* **STATED PROBLEM**
What follows is a set of records, each of which is to be written out exactly.

— BEGIN RECORDS FOR THIS TASK —

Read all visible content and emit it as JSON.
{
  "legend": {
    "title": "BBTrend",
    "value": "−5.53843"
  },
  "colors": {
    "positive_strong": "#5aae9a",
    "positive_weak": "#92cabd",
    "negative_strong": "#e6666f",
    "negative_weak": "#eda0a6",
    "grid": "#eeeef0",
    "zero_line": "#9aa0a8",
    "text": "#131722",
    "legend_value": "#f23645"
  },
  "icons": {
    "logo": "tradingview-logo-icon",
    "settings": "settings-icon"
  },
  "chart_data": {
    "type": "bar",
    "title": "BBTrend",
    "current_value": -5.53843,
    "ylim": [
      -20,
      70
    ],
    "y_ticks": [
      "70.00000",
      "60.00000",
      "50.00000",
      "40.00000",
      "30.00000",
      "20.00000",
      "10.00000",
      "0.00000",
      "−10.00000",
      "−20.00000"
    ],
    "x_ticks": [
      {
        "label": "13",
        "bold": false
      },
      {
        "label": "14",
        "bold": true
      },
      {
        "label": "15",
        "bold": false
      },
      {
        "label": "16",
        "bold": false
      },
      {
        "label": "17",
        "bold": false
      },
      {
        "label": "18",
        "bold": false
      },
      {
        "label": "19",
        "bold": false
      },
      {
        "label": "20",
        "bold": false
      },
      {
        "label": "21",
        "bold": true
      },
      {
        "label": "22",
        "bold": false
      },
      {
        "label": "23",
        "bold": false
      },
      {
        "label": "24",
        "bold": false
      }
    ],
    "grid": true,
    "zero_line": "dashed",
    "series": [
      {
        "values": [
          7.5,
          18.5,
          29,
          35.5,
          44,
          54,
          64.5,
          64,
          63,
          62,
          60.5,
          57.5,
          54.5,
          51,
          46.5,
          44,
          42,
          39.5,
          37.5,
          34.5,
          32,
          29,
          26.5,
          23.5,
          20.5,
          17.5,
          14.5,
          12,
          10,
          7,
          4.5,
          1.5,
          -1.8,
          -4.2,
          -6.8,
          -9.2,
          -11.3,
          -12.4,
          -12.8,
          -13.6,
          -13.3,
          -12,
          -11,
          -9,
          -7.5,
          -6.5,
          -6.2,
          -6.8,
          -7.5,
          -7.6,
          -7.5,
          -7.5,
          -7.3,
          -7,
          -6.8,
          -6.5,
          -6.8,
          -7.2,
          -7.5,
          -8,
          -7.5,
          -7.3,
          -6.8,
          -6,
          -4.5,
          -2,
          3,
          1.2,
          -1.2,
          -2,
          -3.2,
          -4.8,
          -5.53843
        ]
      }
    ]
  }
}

— END RECORDS FOR THIS TASK —

* **OUTPUT FOR THIS EXERCISE**
Read all visible content and emit it as JSON.
{
  "legend": {
    "title": "BBTrend",
    "value": "−5.53843"
  },
  "colors": {
    "positive_strong": "#5aae9a",
    "positive_weak": "#92cabd",
    "negative_strong": "#e6666f",
    "negative_weak": "#eda0a6",
    "grid": "#eeeef0",
    "zero_line": "#9aa0a8",
    "text": "#131722",
    "legend_value": "#f23645"
  },
  "icons": {
    "logo": "tradingview-logo-icon",
    "settings": "settings-icon"
  },
  "chart_data": {
    "type": "bar",
    "title": "BBTrend",
    "current_value": -5.53843,
    "ylim": [
      -20,
      70
    ],
    "y_ticks": [
      "70.00000",
      "60.00000",
      "50.00000",
      "40.00000",
      "30.00000",
      "20.00000",
      "10.00000",
      "0.00000",
      "−10.00000",
      "−20.00000"
    ],
    "x_ticks": [
      {
        "label": "13",
        "bold": false
      },
      {
        "label": "14",
        "bold": true
      },
      {
        "label": "15",
        "bold": false
      },
      {
        "label": "16",
        "bold": false
      },
      {
        "label": "17",
        "bold": false
      },
      {
        "label": "18",
        "bold": false
      },
      {
        "label": "19",
        "bold": false
      },
      {
        "label": "20",
        "bold": false
      },
      {
        "label": "21",
        "bold": true
      },
      {
        "label": "22",
        "bold": false
      },
      {
        "label": "23",
        "bold": false
      },
      {
        "label": "24",
        "bold": false
      }
    ],
    "grid": true,
    "zero_line": "dashed",
    "series": [
      {
        "values": [
          7.5,
          18.5,
          29,
          35.5,
          44,
          54,
          64.5,
          64,
          63,
          62,
          60.5,
          57.5,
          54.5,
          51,
          46.5,
          44,
          42,
          39.5,
          37.5,
          34.5,
          32,
          29,
          26.5,
          23.5,
          20.5,
          17.5,
          14.5,
          12,
          10,
          7,
          4.5,
          1.5,
          -1.8,
          -4.2,
          -6.8,
          -9.2,
          -11.3,
          -12.4,
          -12.8,
          -13.6,
          -13.3,
          -12,
          -11,
          -9,
          -7.5,
          -6.5,
          -6.2,
          -6.8,
          -7.5,
          -7.6,
          -7.5,
          -7.5,
          -7.3,
          -7,
          -6.8,
          -6.5,
          -6.8,
          -7.2,
          -7.5,
          -8,
          -7.5,
          -7.3,
          -6.8,
          -6,
          -4.5,
          -2,
          3,
          1.2,
          -1.2,
          -2,
          -3.2,
          -4.8,
          -5.53843
        ]
      }
    ]
  }
}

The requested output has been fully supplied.